[Tujuan Tugas]
Tentukan apakah setiap pernyataan berikut sesuai dengan teks tentang pelajar sebagai generasi emas di bawah ini. Jawab ya atau tidak untuk masing-masing pernyataan, lalu sertakan kutipan persis dari teks yang menjadi penentunya.
1. Penulis sudah memiliki data statistik mengenai pelajar yang menjadi generasi strawberry.
2. Pelajar yang telah terbangun kesadarannya sebagai generasi emas akan mampu merawat tiga hal pada dirinya, yaitu akal-pikiran, qalbu-rasa, dan jasad.
3. Kesadaran hanya berarti memahami dan memperhatikan keadaan diri dan lingkungan.

[Kutipan Dokumen]
Oleh: Agusliadi Massere*
KHITTAH.CO, – Sebagai generasi, pelajar memiliki posisi yang sangat strategis. Bahkan, David Efendi (2014: 195)—meskipun penegasannya dalam konteks gerakan—ditegaskan “Kaum pelajar menduduki aktor sejarah paling utama dibanding dengan kelompok lain, seperti buruh, tani, nelayan, dan kaum aristokrasi tradisional”.
Hanya saja, berdasarkan realitas kehidupan yang saya amati, telah bergeser jauh dari yang terungkap di atas. Sangat sedikit yang menyadari betapa sangat strategisnya posisi pelajar. Apatah lagi sebagai generasi emas. Atas bentuk-bentuk pemahaman dan kesadaran ini, saya memandang untuk segera ada upaya, terutama membangun kesadaran pelajar itu sendiri.
Kesadaran bukan hanya dalam makna memahami dan memperhatikan keadaan diri dan lingkungan, Kesadaran pun di dalamnya mencakup adanya tindakan, kepedulian, pilhan sikap dan perilaku terhadap sesuatu yang positif, kemudian berkomitmen dan konsisten terhadapnya. Jadi melampaui dari sekadar pemahaman dan perhatian.
Meskipun saya belum memiliki data statistik, saya mengamati dalam realitas kehidupan masih banyak pelajar yang menjadi generasi strawberry. Generasi yang secarang casing, penampilan fisik mantap, begitu pun aksesoris dan fasilitas yang melekat pada dirinya, bisa mendapatkan banyak apresiasi dan kekaguman. Namun, secara mental-psikologis dan intelektualitas dirinya sangat rapuh, lembek, sering cemas, dan sering dirundung kegalauan.
Saya yakin khususnya untuk masa depan bangsa dan negara Indonesia, kita menginginkan lahirnya generasi emas, bukan sebaliknya generasi strawberry. Generasi emas dalam makna sederhana adalah generasi yang sikap dan perilakunya senantiasa positif, produktif, konstruktif, kontributif, fungsional, dan berorientasi masa depan yang lebih baik. Sikap dan perilaku ini pun bukan untuk dirinya semata. Namun, termasuk pula kehidupan kolektif secara luas, tanpa kecuali lingkungannya.
Pelajar yang memiliki kesadaran atau dalam dirinya telah terbangun kesadaran sebagai generasi emas akan memiliki pemahaman dan kesadaran tentang eksistensi dirinya. Secara eksistensial pelajar akan mampu merawat dan mengoptimalkan tiga hal yang ada pada dirinya: akal-pikiran, qalbu-rasa, dan jasad.
Dalam konsepsi relevansi antara eksistensi manusia dan Islam, ada hal yang dalam pandangan saya bisa menjadi modal utama untuk menjadi generasi emas, jika hal ini dipahami dengan baik dan disadari. Akal-pikiran dengan menggunakan logika, kita akan mampu memahami benar-salah. Untuk menjadi generasi emas, kita akan memilih untuk tetap pada yang benar atau jalan kebenaran. Ini relevan dengan salah satu pilar Islam, yaitu Islam itu sendiri.

[Baris Data]
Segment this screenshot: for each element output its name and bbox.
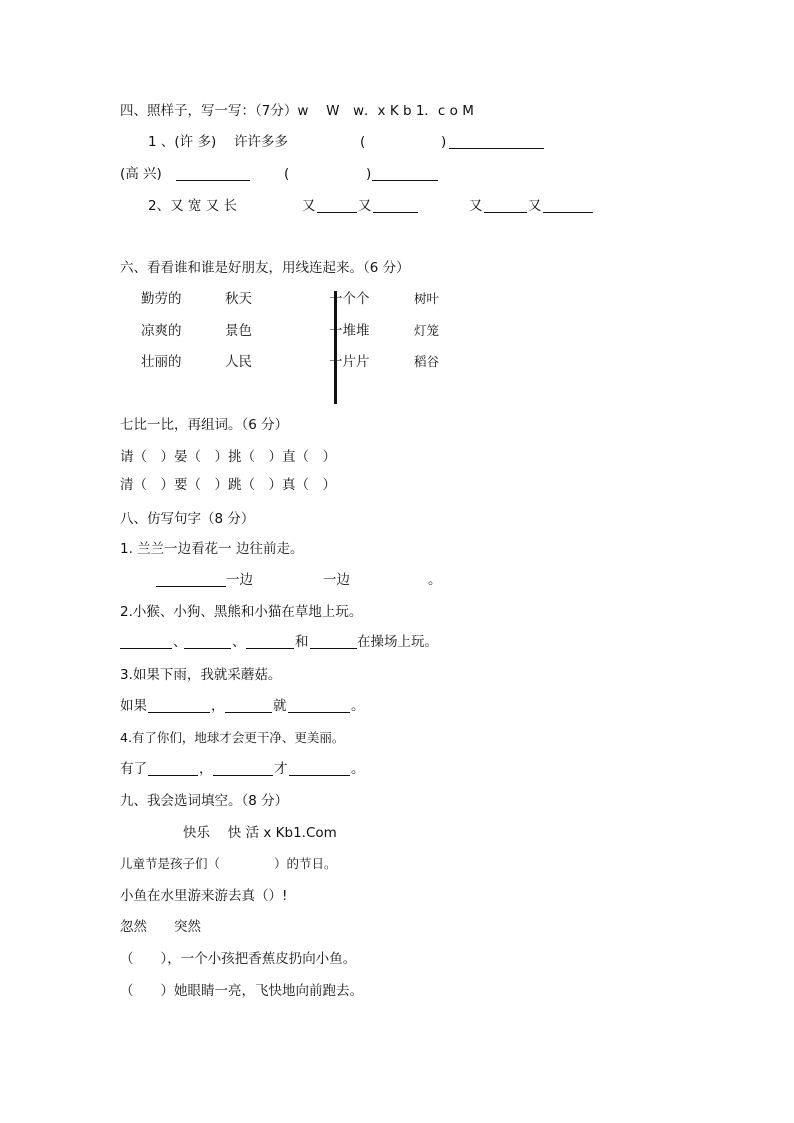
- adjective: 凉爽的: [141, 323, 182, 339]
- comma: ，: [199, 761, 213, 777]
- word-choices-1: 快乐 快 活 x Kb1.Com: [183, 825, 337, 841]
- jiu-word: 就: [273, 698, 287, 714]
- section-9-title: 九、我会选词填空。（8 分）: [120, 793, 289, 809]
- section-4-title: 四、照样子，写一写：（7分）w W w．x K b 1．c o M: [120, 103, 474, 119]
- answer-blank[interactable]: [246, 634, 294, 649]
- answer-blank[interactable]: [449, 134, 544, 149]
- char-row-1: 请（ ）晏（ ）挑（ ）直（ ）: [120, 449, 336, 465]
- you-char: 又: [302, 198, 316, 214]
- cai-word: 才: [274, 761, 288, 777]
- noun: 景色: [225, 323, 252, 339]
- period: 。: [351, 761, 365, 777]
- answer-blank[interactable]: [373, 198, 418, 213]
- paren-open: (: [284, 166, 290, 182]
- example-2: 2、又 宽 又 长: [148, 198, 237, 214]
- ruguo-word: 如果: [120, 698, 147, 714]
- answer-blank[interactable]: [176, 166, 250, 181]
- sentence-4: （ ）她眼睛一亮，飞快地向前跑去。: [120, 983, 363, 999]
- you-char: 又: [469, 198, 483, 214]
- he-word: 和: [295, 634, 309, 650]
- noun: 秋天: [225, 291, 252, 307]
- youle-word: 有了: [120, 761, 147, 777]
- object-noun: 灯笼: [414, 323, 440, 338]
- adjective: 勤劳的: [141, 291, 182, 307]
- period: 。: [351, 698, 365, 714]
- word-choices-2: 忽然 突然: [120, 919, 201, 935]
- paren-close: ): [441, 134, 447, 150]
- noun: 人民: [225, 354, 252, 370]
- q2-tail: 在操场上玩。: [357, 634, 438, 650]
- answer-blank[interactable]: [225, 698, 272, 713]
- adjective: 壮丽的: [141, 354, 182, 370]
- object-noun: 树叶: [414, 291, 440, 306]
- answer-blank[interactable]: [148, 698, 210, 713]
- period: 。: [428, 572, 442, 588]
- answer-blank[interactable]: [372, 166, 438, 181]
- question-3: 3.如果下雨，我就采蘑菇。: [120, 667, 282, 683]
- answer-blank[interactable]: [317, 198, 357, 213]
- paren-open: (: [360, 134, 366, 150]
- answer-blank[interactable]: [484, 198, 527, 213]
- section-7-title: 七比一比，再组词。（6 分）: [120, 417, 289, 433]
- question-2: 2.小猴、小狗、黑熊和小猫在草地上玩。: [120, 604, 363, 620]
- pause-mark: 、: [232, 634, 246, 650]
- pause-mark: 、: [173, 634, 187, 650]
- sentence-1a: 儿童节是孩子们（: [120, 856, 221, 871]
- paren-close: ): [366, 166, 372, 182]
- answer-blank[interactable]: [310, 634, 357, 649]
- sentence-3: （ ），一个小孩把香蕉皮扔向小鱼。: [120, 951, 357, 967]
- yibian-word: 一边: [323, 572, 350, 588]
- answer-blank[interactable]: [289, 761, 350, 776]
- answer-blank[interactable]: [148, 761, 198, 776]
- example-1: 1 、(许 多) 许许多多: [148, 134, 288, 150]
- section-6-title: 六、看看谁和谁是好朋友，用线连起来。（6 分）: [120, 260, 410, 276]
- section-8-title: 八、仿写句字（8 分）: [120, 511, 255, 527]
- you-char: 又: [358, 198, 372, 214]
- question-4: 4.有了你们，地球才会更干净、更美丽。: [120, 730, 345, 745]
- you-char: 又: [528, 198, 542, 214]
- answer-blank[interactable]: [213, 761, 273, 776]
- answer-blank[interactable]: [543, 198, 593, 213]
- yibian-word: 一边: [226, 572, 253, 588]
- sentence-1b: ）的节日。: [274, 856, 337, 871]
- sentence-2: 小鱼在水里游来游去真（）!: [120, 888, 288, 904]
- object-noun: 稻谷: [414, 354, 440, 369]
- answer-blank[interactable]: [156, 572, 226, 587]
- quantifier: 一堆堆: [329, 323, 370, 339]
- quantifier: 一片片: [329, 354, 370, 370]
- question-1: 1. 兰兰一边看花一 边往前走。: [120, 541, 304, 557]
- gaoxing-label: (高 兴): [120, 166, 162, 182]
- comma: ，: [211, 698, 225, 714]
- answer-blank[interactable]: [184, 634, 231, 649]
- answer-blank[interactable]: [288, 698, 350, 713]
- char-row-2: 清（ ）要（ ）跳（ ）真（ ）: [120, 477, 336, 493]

[Jawaban Tugas]
1. Tidak: "Meskipun saya belum memiliki data statistik"
2. Ya: "Secara eksistensial pelajar akan mampu merawat dan mengoptimalkan tiga hal yang ada pada dirinya: akal-pikiran, qalbu-rasa, dan jasad."
3. Tidak: "Jadi melampaui dari sekadar pemahaman dan perhatian."